* [Provided information]
+===+
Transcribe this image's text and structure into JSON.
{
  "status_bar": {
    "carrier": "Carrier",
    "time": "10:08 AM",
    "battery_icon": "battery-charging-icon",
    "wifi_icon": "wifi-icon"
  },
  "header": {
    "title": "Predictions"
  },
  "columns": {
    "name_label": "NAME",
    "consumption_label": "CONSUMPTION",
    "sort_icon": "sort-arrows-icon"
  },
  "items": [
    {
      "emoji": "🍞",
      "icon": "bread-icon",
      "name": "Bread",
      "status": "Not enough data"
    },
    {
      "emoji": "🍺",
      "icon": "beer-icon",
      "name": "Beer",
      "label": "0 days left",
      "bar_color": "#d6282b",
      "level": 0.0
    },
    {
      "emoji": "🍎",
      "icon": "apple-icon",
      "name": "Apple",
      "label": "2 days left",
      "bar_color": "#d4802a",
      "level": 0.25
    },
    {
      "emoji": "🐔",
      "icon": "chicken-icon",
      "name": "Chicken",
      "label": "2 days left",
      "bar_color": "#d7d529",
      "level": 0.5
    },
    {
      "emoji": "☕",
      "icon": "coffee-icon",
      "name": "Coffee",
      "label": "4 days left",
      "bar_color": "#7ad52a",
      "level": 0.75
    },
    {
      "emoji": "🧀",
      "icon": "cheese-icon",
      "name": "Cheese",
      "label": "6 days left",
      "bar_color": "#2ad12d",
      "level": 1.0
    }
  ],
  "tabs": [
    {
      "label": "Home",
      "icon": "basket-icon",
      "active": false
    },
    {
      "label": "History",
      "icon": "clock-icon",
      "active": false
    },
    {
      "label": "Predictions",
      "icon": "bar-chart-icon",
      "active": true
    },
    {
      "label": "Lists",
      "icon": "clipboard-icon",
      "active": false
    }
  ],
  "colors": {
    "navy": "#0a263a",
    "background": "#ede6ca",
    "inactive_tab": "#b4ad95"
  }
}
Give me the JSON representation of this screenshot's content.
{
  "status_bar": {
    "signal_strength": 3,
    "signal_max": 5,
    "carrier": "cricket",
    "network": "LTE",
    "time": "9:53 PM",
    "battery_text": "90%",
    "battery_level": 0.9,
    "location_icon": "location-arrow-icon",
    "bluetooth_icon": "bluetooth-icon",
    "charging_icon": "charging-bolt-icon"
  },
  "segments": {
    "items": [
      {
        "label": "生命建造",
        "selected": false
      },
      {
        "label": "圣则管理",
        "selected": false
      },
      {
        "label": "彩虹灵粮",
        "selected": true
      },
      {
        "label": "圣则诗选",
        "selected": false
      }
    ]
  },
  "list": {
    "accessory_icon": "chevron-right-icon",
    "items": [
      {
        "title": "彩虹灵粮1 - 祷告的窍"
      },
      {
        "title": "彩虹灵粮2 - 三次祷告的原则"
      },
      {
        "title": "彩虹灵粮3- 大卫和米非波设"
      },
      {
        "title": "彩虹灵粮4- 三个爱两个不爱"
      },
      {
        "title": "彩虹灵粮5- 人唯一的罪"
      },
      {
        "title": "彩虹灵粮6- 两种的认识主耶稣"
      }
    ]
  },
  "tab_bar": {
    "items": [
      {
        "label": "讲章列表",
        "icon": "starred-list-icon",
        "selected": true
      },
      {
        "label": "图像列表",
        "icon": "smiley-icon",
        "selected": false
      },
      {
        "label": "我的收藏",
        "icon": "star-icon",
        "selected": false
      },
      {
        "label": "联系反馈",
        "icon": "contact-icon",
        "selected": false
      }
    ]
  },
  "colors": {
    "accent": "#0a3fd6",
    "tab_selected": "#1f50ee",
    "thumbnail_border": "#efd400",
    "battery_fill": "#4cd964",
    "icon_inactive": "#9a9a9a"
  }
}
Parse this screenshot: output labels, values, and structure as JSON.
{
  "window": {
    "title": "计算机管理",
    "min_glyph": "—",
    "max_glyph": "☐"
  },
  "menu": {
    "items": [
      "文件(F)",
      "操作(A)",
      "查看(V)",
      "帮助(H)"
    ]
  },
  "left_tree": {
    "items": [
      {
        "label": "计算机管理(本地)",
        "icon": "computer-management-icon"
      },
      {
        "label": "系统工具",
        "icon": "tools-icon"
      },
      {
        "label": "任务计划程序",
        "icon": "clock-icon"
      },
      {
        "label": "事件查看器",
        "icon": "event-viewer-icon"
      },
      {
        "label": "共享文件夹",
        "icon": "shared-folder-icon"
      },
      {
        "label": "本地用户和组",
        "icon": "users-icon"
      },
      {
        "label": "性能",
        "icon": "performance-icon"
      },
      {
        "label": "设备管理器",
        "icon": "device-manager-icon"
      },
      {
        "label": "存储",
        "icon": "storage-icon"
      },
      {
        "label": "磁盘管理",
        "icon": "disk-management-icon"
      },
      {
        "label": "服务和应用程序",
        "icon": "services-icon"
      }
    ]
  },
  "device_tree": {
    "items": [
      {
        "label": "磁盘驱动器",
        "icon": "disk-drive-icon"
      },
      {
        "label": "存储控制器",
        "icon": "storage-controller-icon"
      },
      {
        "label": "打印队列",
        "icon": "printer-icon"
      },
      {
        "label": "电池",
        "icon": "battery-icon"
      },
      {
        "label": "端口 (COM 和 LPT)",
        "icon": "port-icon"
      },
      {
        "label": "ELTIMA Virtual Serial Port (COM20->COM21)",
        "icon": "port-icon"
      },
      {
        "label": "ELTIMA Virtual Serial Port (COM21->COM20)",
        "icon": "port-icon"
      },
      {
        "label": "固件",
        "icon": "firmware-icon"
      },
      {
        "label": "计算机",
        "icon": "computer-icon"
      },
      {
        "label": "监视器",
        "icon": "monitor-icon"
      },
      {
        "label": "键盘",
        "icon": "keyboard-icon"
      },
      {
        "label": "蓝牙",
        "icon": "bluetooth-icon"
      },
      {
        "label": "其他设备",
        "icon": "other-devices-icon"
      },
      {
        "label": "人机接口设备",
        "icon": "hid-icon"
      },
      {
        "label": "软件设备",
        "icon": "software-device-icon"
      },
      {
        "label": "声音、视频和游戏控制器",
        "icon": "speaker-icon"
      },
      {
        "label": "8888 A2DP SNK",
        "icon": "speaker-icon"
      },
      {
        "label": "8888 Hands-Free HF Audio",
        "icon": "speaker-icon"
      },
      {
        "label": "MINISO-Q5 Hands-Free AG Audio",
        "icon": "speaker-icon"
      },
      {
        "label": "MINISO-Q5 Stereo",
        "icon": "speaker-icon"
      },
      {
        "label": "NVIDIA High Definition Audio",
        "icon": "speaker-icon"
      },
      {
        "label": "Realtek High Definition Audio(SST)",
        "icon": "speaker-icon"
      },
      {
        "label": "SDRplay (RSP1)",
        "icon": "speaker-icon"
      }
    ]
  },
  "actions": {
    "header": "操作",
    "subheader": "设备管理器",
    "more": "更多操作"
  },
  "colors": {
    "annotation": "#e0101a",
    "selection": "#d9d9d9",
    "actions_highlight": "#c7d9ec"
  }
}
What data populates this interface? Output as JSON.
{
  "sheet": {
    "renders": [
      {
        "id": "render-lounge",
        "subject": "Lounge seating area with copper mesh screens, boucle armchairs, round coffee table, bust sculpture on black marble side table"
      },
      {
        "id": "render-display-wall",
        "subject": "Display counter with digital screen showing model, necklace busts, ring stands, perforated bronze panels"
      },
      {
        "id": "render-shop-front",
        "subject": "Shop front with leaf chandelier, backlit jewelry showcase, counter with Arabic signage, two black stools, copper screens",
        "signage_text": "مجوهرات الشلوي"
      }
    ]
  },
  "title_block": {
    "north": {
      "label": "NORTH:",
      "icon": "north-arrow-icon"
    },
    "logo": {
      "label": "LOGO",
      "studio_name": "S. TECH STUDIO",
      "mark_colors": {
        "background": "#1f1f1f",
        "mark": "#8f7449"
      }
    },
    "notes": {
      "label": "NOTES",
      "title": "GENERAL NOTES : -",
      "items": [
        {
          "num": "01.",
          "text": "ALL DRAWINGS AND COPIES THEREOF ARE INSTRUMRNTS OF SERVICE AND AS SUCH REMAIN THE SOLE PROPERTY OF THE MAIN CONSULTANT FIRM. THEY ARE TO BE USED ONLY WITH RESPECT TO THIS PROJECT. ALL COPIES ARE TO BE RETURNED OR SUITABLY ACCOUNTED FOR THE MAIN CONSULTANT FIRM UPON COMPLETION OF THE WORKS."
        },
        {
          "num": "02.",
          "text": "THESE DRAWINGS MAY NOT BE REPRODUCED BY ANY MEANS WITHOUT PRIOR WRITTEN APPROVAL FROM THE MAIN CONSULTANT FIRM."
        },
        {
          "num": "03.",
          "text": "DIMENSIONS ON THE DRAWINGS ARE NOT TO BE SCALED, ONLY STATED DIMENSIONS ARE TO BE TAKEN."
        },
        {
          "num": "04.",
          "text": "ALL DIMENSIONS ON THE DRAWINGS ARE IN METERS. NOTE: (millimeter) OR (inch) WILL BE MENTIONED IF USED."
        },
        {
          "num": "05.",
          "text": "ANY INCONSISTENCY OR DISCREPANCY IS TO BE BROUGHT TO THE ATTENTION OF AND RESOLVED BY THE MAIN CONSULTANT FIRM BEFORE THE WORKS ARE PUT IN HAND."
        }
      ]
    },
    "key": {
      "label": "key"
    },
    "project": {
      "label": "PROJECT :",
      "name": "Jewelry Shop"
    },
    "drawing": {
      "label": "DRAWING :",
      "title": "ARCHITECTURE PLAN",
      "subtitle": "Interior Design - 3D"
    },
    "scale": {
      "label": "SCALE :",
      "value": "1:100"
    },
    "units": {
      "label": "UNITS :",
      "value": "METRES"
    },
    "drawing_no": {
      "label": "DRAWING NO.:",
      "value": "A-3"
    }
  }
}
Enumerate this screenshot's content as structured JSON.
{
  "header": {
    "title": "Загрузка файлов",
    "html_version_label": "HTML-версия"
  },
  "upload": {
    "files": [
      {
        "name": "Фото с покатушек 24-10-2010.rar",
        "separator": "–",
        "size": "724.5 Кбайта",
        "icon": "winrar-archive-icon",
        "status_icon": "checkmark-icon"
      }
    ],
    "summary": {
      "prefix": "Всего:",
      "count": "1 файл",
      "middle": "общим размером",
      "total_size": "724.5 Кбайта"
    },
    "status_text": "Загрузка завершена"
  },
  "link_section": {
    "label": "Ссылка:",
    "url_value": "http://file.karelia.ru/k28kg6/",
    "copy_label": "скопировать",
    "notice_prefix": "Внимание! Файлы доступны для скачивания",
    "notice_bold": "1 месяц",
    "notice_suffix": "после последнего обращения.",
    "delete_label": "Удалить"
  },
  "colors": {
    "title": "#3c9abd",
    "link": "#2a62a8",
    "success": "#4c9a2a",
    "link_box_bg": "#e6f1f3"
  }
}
+===+
* [The request] Working from the listing above, pick out every line that has "Definition" and copy it.

* [Response to this exercise]
        "label": "NVIDIA High Definition Audio",
        "label": "Realtek High Definition Audio(SST)",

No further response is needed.